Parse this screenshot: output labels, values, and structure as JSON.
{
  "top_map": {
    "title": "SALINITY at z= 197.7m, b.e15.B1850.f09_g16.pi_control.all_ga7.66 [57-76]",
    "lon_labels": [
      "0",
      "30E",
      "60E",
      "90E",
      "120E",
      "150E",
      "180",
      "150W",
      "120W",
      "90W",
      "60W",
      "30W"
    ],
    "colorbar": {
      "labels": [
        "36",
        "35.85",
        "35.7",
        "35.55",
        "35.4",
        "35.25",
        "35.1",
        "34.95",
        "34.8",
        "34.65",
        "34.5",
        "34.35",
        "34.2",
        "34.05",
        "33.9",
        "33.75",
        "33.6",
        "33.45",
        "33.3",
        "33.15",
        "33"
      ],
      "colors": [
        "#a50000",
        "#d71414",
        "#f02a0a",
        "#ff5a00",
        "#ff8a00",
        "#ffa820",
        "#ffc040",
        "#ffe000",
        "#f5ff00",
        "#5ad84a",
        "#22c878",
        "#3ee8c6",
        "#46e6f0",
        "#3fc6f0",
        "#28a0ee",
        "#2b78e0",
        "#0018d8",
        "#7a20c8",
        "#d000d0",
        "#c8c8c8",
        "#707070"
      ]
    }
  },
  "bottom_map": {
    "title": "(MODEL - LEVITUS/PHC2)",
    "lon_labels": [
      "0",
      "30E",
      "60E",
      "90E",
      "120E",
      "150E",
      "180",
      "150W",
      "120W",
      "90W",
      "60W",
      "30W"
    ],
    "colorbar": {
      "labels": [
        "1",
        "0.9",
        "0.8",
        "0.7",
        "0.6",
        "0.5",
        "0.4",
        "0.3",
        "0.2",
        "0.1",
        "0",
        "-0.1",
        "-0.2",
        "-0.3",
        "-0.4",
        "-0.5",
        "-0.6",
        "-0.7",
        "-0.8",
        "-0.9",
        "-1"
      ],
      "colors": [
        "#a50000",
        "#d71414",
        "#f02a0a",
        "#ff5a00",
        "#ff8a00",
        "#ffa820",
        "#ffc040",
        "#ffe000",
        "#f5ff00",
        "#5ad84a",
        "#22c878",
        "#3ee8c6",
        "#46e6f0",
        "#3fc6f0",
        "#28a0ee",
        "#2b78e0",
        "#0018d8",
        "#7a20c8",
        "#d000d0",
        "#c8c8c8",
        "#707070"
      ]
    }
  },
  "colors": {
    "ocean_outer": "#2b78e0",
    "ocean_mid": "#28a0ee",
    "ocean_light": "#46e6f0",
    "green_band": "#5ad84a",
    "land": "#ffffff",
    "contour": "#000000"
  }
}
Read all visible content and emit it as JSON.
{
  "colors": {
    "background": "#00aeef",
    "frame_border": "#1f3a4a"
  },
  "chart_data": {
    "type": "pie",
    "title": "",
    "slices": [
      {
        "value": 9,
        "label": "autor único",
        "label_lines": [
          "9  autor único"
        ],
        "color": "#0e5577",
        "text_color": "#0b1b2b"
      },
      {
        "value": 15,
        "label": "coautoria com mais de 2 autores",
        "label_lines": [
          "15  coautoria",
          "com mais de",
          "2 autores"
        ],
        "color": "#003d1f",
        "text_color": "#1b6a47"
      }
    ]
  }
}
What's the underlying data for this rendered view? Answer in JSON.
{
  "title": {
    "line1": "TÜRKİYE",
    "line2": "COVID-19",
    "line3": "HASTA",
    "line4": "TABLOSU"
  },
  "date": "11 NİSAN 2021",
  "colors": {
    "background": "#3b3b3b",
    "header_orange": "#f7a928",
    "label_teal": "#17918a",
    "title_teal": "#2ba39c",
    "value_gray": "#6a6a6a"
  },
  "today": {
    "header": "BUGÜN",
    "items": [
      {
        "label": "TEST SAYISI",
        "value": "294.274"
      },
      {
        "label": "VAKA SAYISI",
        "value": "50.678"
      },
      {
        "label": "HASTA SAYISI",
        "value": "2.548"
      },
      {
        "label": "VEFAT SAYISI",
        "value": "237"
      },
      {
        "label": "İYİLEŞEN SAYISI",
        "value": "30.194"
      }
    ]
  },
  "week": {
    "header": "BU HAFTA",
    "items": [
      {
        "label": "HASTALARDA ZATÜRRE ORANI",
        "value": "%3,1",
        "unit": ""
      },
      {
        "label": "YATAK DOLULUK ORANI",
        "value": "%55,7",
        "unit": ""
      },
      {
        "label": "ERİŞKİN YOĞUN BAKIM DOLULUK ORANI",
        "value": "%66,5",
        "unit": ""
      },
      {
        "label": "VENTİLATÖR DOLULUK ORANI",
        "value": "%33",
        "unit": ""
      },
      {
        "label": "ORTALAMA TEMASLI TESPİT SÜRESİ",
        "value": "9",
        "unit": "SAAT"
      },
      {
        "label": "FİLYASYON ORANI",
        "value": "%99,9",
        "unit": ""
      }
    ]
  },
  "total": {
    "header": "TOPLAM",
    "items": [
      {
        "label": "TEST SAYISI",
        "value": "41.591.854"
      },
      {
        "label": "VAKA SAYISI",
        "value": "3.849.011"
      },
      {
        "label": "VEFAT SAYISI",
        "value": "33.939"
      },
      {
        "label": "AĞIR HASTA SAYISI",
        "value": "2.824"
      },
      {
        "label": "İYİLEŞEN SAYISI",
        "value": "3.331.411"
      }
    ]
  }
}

-- Given problem --
Pull out each line holding the string "JSON".

-- Task output --
Parse this screenshot: output labels, values, and structure as JSON.
Read all visible content and emit it as JSON.
What's the underlying data for this rendered view? Answer in JSON.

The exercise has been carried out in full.